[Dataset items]
──────────────────────────────

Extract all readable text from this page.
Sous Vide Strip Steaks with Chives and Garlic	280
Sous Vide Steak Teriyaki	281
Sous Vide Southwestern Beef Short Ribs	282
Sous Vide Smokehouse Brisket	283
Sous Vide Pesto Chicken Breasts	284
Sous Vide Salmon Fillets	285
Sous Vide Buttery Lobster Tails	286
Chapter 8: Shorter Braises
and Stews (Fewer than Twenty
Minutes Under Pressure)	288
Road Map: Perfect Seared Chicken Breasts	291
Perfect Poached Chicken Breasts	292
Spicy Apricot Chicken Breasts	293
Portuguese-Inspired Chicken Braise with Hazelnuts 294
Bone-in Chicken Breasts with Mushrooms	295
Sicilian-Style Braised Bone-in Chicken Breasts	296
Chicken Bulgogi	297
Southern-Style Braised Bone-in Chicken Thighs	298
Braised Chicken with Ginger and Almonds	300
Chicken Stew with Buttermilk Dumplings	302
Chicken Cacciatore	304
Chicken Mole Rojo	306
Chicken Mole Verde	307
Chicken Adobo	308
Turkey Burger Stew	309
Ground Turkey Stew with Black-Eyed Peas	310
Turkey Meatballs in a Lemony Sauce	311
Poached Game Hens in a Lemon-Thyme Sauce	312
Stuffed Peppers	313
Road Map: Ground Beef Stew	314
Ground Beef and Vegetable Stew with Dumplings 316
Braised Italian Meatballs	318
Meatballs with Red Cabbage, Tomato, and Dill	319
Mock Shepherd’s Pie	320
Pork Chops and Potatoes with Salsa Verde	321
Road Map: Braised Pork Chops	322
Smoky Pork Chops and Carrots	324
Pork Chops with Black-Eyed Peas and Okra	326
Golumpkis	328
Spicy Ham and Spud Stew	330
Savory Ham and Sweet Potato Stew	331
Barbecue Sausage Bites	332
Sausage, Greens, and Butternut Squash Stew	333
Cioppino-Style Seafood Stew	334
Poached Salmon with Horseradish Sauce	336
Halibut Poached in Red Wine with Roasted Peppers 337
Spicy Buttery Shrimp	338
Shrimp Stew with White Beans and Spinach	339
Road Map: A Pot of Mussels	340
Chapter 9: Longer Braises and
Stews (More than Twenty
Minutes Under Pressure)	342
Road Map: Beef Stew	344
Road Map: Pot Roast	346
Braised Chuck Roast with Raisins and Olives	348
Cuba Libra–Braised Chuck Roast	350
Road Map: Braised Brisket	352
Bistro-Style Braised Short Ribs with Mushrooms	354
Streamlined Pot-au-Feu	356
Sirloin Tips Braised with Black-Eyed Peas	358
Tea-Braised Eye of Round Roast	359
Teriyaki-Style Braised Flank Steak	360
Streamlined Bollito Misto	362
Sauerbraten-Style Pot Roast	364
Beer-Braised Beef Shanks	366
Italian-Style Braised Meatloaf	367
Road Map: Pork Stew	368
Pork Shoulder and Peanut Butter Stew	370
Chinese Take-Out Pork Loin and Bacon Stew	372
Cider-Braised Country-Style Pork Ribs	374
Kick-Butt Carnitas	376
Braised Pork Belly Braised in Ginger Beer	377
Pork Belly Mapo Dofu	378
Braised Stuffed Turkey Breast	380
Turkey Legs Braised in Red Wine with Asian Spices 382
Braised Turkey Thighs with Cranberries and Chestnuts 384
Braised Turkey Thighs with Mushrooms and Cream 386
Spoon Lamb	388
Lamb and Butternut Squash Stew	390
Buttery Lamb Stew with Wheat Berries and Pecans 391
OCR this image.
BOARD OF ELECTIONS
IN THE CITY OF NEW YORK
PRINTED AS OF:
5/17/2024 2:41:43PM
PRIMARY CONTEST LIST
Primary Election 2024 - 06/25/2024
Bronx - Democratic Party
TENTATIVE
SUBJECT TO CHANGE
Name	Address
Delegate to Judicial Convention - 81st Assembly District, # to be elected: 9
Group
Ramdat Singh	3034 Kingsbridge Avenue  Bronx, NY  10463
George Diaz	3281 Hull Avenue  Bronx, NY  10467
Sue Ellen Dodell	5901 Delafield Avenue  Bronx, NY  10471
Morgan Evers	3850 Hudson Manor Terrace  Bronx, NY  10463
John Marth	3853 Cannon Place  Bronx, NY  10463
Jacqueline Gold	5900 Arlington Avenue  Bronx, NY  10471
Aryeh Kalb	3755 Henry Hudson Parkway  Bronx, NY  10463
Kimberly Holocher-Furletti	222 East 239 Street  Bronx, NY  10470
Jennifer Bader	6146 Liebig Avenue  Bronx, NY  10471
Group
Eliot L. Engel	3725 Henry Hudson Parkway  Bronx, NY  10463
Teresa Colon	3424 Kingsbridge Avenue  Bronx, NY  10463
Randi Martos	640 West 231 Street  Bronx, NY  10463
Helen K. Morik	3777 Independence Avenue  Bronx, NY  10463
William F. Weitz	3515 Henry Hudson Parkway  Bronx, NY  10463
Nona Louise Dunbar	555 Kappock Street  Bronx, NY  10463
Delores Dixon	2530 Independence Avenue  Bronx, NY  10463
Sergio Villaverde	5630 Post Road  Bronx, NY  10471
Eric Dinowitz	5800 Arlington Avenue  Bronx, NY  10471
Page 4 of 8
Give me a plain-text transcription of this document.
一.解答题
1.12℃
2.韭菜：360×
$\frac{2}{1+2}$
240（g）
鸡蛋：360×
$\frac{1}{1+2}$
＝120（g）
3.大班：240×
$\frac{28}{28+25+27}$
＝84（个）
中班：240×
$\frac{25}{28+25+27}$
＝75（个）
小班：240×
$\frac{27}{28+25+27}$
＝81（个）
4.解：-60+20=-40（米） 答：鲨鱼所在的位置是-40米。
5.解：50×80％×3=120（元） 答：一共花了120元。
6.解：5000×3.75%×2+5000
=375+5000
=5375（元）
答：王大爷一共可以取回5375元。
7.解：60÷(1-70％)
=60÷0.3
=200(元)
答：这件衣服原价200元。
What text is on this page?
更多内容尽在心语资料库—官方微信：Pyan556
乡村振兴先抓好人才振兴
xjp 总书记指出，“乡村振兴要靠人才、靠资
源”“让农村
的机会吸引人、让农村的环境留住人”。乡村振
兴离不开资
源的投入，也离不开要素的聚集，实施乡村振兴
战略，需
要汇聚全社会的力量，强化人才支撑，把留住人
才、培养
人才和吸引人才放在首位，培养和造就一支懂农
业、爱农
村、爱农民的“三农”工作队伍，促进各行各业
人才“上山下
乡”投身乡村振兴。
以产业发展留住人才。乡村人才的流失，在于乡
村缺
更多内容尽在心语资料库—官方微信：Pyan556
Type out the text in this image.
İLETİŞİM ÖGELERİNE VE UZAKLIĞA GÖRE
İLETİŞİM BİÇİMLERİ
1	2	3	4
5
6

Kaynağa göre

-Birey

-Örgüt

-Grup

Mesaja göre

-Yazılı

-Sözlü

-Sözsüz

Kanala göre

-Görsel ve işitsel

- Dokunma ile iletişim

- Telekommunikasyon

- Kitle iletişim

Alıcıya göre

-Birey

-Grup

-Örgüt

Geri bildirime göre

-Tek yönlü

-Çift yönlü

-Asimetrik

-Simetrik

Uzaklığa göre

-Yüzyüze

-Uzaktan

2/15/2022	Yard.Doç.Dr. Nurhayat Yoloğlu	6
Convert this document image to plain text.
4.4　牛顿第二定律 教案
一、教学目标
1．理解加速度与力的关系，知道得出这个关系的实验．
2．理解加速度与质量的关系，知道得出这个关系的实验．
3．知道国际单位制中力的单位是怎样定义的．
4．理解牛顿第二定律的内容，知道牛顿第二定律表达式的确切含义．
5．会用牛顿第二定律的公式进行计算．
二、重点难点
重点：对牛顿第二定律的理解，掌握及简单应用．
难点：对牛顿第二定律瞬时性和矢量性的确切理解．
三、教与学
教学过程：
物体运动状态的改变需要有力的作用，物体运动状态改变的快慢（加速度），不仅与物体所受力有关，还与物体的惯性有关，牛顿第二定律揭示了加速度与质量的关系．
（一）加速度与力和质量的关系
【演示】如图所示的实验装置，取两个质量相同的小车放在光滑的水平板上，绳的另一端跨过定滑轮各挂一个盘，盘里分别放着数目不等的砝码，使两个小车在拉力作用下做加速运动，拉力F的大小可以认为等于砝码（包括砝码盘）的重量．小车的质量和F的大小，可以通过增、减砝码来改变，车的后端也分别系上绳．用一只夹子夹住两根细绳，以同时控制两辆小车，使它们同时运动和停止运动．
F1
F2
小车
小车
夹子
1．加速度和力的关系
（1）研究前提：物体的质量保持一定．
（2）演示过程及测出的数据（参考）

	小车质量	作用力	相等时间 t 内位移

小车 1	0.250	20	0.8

──────────────────────────────

Take the line with "Type out the text in this image." and all lines after it through the end of the records, and write them out exactly; include nothing else.

> **Result of this exercise**:
Type out the text in this image.
İLETİŞİM ÖGELERİNE VE UZAKLIĞA GÖRE
İLETİŞİM BİÇİMLERİ
1	2	3	4
5
6

Kaynağa göre

-Birey

-Örgüt

-Grup

Mesaja göre

-Yazılı

-Sözlü

-Sözsüz

Kanala göre

-Görsel ve işitsel

- Dokunma ile iletişim

- Telekommunikasyon

- Kitle iletişim

Alıcıya göre

-Birey

-Grup

-Örgüt

Geri bildirime göre

-Tek yönlü

-Çift yönlü

-Asimetrik

-Simetrik

Uzaklığa göre

-Yüzyüze

-Uzaktan

2/15/2022	Yard.Doç.Dr. Nurhayat Yoloğlu	6
Convert this document image to plain text.
4.4　牛顿第二定律 教案
一、教学目标
1．理解加速度与力的关系，知道得出这个关系的实验．
2．理解加速度与质量的关系，知道得出这个关系的实验．
3．知道国际单位制中力的单位是怎样定义的．
4．理解牛顿第二定律的内容，知道牛顿第二定律表达式的确切含义．
5．会用牛顿第二定律的公式进行计算．
二、重点难点
重点：对牛顿第二定律的理解，掌握及简单应用．
难点：对牛顿第二定律瞬时性和矢量性的确切理解．
三、教与学
教学过程：
物体运动状态的改变需要有力的作用，物体运动状态改变的快慢（加速度），不仅与物体所受力有关，还与物体的惯性有关，牛顿第二定律揭示了加速度与质量的关系．
（一）加速度与力和质量的关系
【演示】如图所示的实验装置，取两个质量相同的小车放在光滑的水平板上，绳的另一端跨过定滑轮各挂一个盘，盘里分别放着数目不等的砝码，使两个小车在拉力作用下做加速运动，拉力F的大小可以认为等于砝码（包括砝码盘）的重量．小车的质量和F的大小，可以通过增、减砝码来改变，车的后端也分别系上绳．用一只夹子夹住两根细绳，以同时控制两辆小车，使它们同时运动和停止运动．
F1
F2
小车
小车
夹子
1．加速度和力的关系
（1）研究前提：物体的质量保持一定．
（2）演示过程及测出的数据（参考）

	小车质量	作用力	相等时间 t 内位移

小车 1	0.250	20	0.8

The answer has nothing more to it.